#### Work to be completed:
Print all of the entries exactly, minus the pictures.

#### Data for this task:
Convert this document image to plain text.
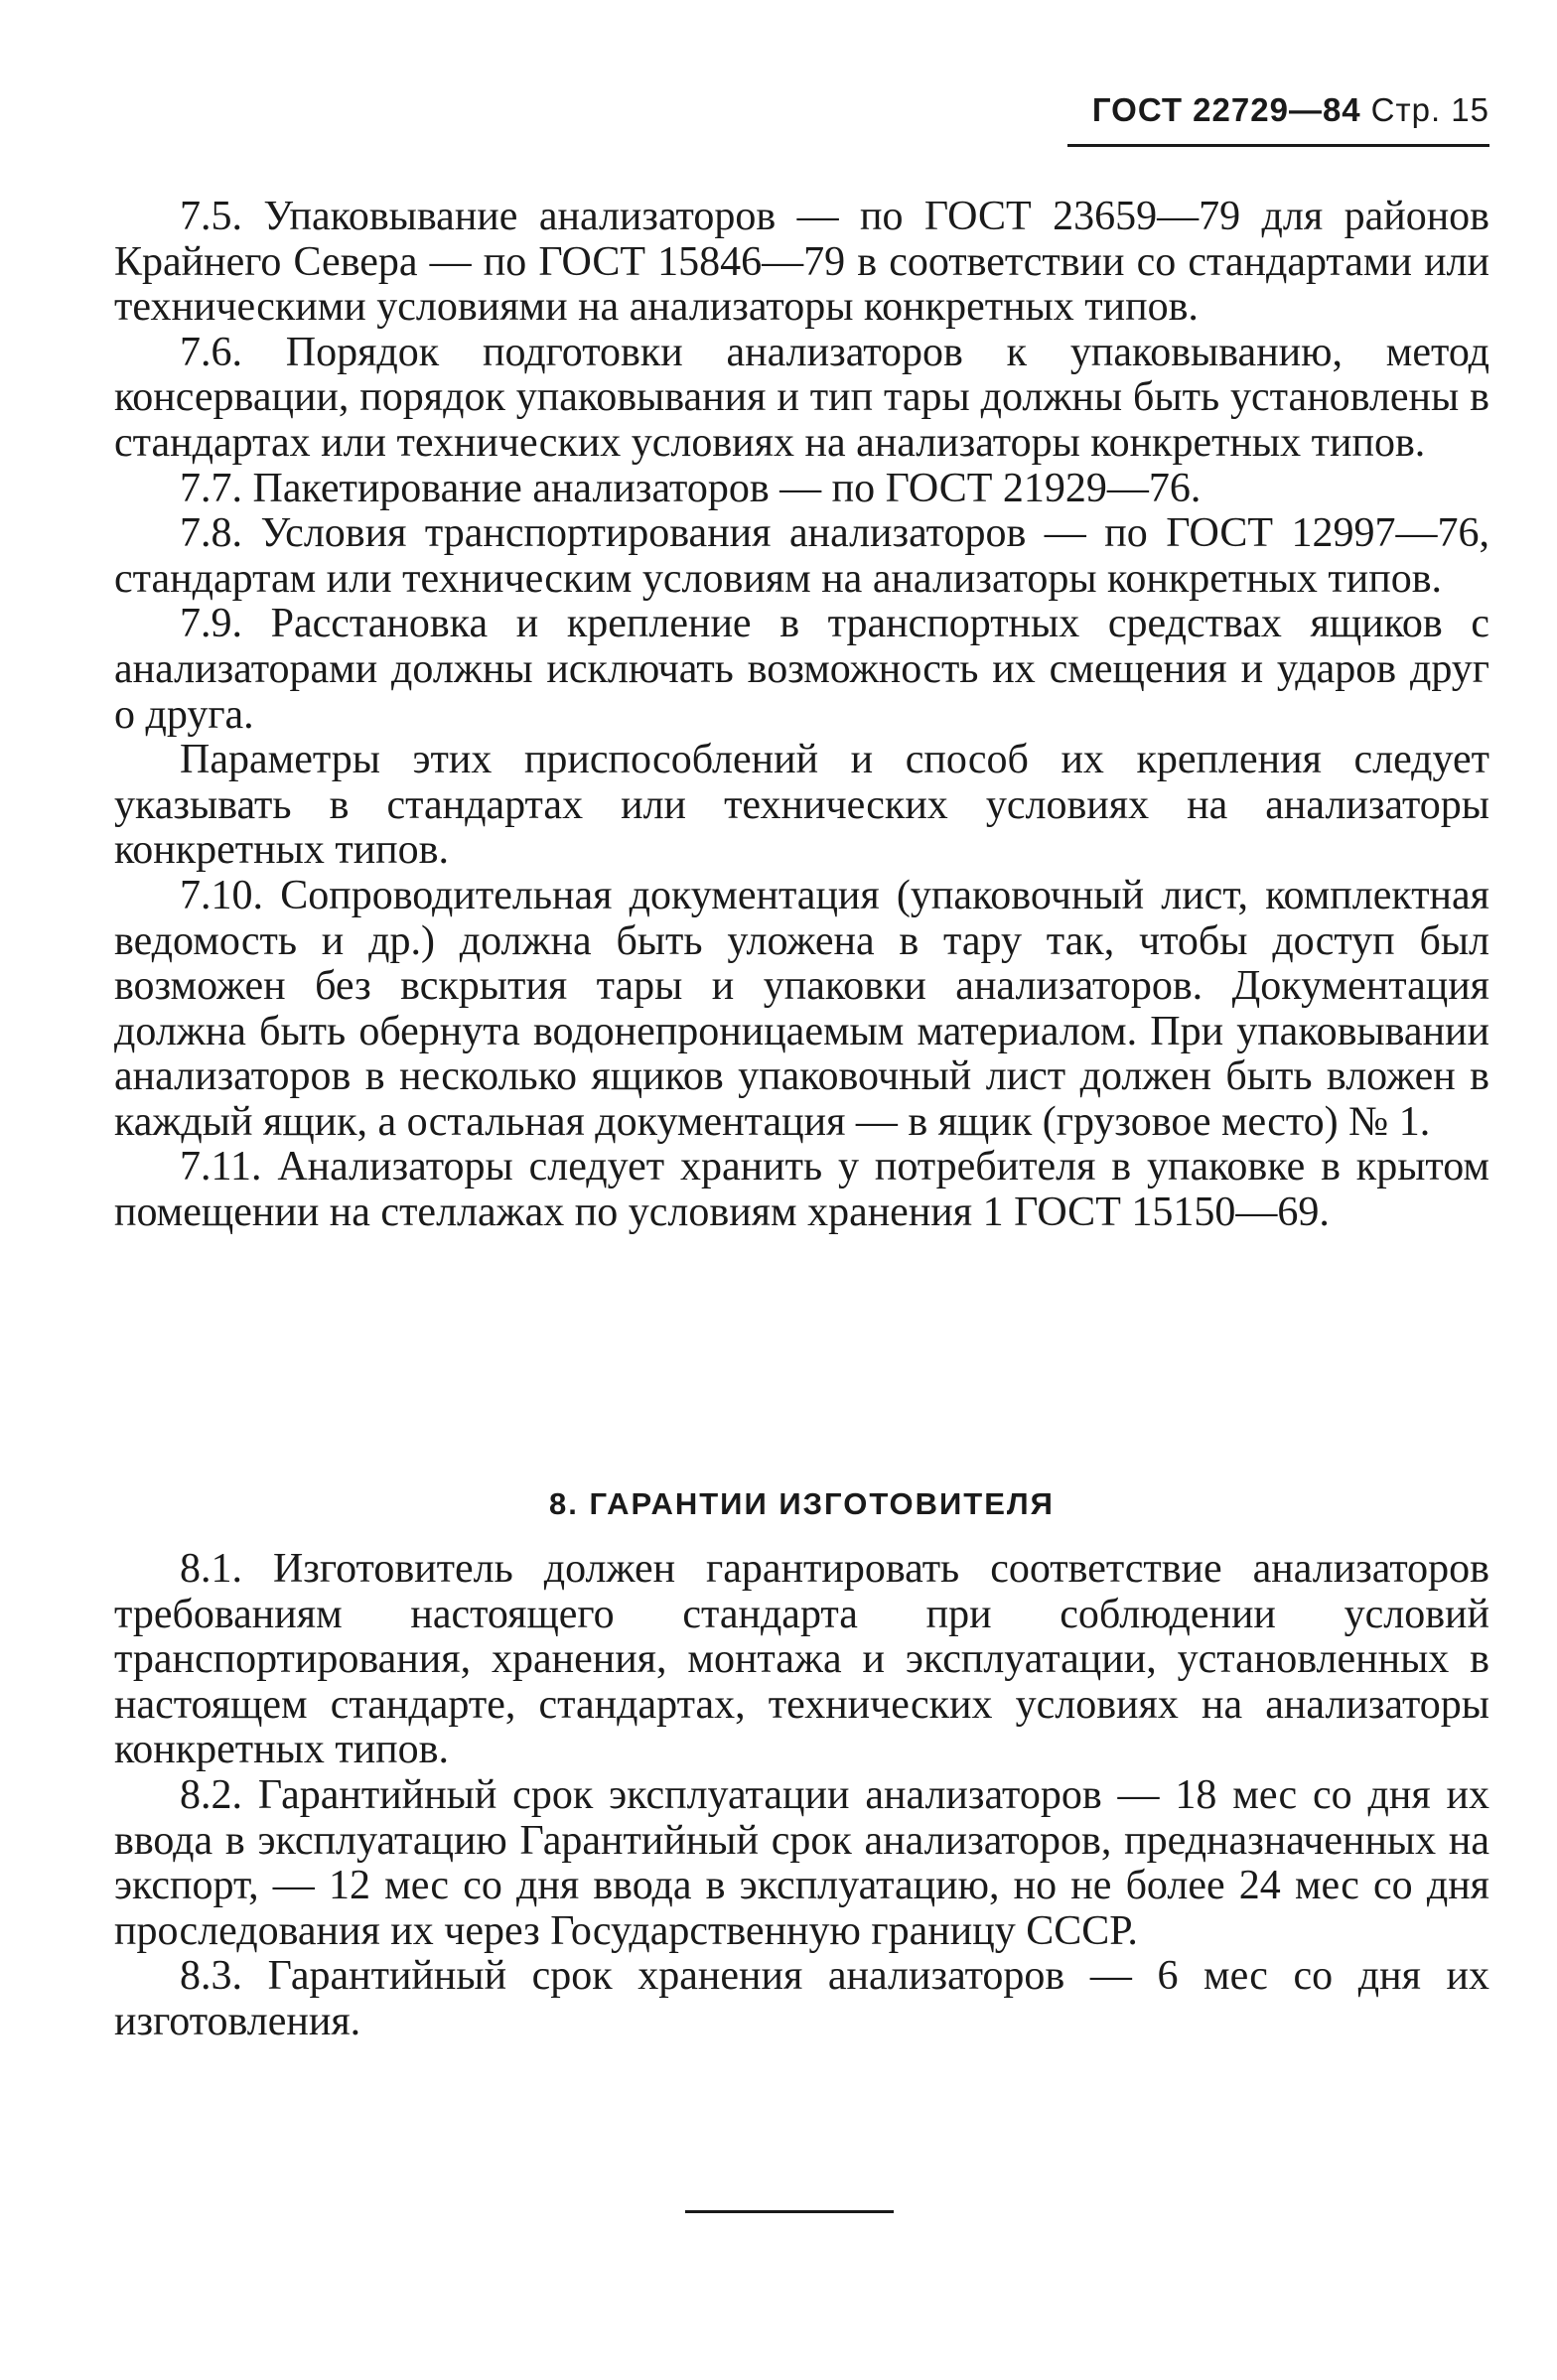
ГОСТ 22729—84 Стр. 15

7.5. Упаковывание анализаторов — по ГОСТ 23659—79 для районов Крайнего Севера — по ГОСТ 15846—79 в соответствии со стандартами или техническими условиями на анализаторы конкретных типов.

7.6. Порядок подготовки анализаторов к упаковыванию, метод консервации, порядок упаковывания и тип тары должны быть установлены в стандартах или технических условиях на анализаторы конкретных типов.

7.7. Пакетирование анализаторов — по ГОСТ 21929—76.

7.8. Условия транспортирования анализаторов — по ГОСТ 12997—76, стандартам или техническим условиям на анализаторы конкретных типов.

7.9. Расстановка и крепление в транспортных средствах ящиков с анализаторами должны исключать возможность их смещения и ударов друг о друга.

Параметры этих приспособлений и способ их крепления следует указывать в стандартах или технических условиях на анализаторы конкретных типов.

7.10. Сопроводительная документация (упаковочный лист, комплектная ведомость и др.) должна быть уложена в тару так, чтобы доступ был возможен без вскрытия тары и упаковки анализаторов. Документация должна быть обернута водонепроницаемым материалом. При упаковывании анализаторов в несколько ящиков упаковочный лист должен быть вложен в каждый ящик, а остальная документация — в ящик (грузовое место) № 1.

7.11. Анализаторы следует хранить у потребителя в упаковке в крытом помещении на стеллажах по условиям хранения 1 ГОСТ 15150—69.

8. ГАРАНТИИ ИЗГОТОВИТЕЛЯ

8.1. Изготовитель должен гарантировать соответствие анализаторов требованиям настоящего стандарта при соблюдении условий транспортирования, хранения, монтажа и эксплуатации, установленных в настоящем стандарте, стандартах, технических условиях на анализаторы конкретных типов.

8.2. Гарантийный срок эксплуатации анализаторов — 18 мес со дня их ввода в эксплуатацию Гарантийный срок анализаторов, предназначенных на экспорт, — 12 мес со дня ввода в эксплуатацию, но не более 24 мес со дня проследования их через Государственную границу СССР.

8.3. Гарантийный срок хранения анализаторов — 6 мес со дня их изготовления.
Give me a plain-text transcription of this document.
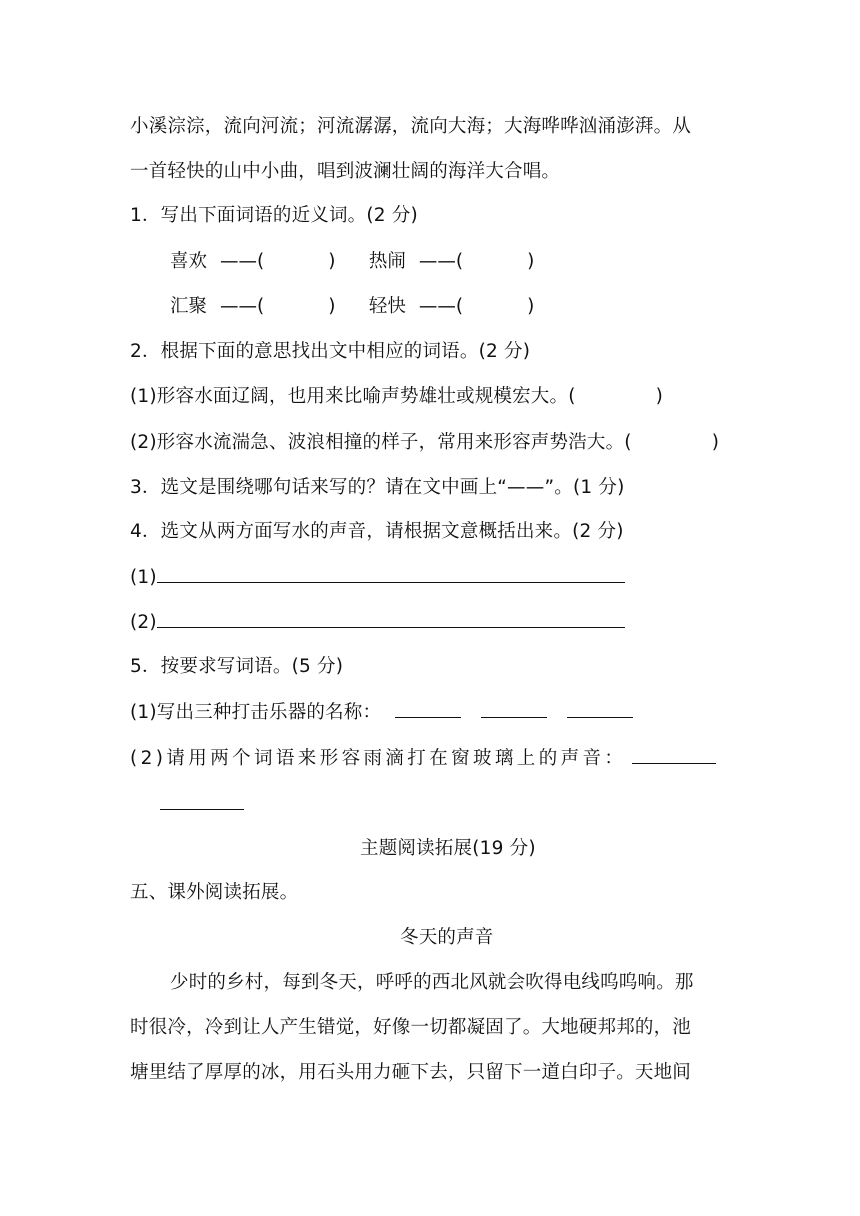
小溪淙淙，流向河流；河流潺潺，流向大海；大海哗哗汹涌澎湃。从
一首轻快的山中小曲，唱到波澜壮阔的海洋大合唱。
1．写出下面词语的近义词。(2 分)
喜欢 ——(	) 热闹 ——(	)
汇聚 ——(	) 轻快 ——(	)
2．根据下面的意思找出文中相应的词语。(2 分)
(1)形容水面辽阔，也用来比喻声势雄壮或规模宏大。(	)
(2)形容水流湍急、波浪相撞的样子，常用来形容声势浩大。(	)
3．选文是围绕哪句话来写的？请在文中画上“——”。(1 分)
4．选文从两方面写水的声音，请根据文意概括出来。(2 分)
(1)
(2)
5．按要求写词语。(5 分)
(1)写出三种打击乐器的名称：
(2)请用两个词语来形容雨滴打在窗玻璃上的声音：
主题阅读拓展(19 分)
五、课外阅读拓展。
冬天的声音
少时的乡村，每到冬天，呼呼的西北风就会吹得电线呜呜响。那
时很冷，冷到让人产生错觉，好像一切都凝固了。大地硬邦邦的，池
塘里结了厚厚的冰，用石头用力砸下去，只留下一道白印子。天地间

#### Problem solution:
Convert this document image to plain text.
ГОСТ 22729—84 Стр. 15

7.5. Упаковывание анализаторов — по ГОСТ 23659—79 для районов Крайнего Севера — по ГОСТ 15846—79 в соответствии со стандартами или техническими условиями на анализаторы конкретных типов.

7.6. Порядок подготовки анализаторов к упаковыванию, метод консервации, порядок упаковывания и тип тары должны быть установлены в стандартах или технических условиях на анализаторы конкретных типов.

7.7. Пакетирование анализаторов — по ГОСТ 21929—76.

7.8. Условия транспортирования анализаторов — по ГОСТ 12997—76, стандартам или техническим условиям на анализаторы конкретных типов.

7.9. Расстановка и крепление в транспортных средствах ящиков с анализаторами должны исключать возможность их смещения и ударов друг о друга.

Параметры этих приспособлений и способ их крепления следует указывать в стандартах или технических условиях на анализаторы конкретных типов.

7.10. Сопроводительная документация (упаковочный лист, комплектная ведомость и др.) должна быть уложена в тару так, чтобы доступ был возможен без вскрытия тары и упаковки анализаторов. Документация должна быть обернута водонепроницаемым материалом. При упаковывании анализаторов в несколько ящиков упаковочный лист должен быть вложен в каждый ящик, а остальная документация — в ящик (грузовое место) № 1.

7.11. Анализаторы следует хранить у потребителя в упаковке в крытом помещении на стеллажах по условиям хранения 1 ГОСТ 15150—69.

8. ГАРАНТИИ ИЗГОТОВИТЕЛЯ

8.1. Изготовитель должен гарантировать соответствие анализаторов требованиям настоящего стандарта при соблюдении условий транспортирования, хранения, монтажа и эксплуатации, установленных в настоящем стандарте, стандартах, технических условиях на анализаторы конкретных типов.

8.2. Гарантийный срок эксплуатации анализаторов — 18 мес со дня их ввода в эксплуатацию Гарантийный срок анализаторов, предназначенных на экспорт, — 12 мес со дня ввода в эксплуатацию, но не более 24 мес со дня проследования их через Государственную границу СССР.

8.3. Гарантийный срок хранения анализаторов — 6 мес со дня их изготовления.
Give me a plain-text transcription of this document.
小溪淙淙，流向河流；河流潺潺，流向大海；大海哗哗汹涌澎湃。从
一首轻快的山中小曲，唱到波澜壮阔的海洋大合唱。
1．写出下面词语的近义词。(2 分)
喜欢 ——(	) 热闹 ——(	)
汇聚 ——(	) 轻快 ——(	)
2．根据下面的意思找出文中相应的词语。(2 分)
(1)形容水面辽阔，也用来比喻声势雄壮或规模宏大。(	)
(2)形容水流湍急、波浪相撞的样子，常用来形容声势浩大。(	)
3．选文是围绕哪句话来写的？请在文中画上“——”。(1 分)
4．选文从两方面写水的声音，请根据文意概括出来。(2 分)
(1)
(2)
5．按要求写词语。(5 分)
(1)写出三种打击乐器的名称：
(2)请用两个词语来形容雨滴打在窗玻璃上的声音：
主题阅读拓展(19 分)
五、课外阅读拓展。
冬天的声音
少时的乡村，每到冬天，呼呼的西北风就会吹得电线呜呜响。那
时很冷，冷到让人产生错觉，好像一切都凝固了。大地硬邦邦的，池
塘里结了厚厚的冰，用石头用力砸下去，只留下一道白印子。天地间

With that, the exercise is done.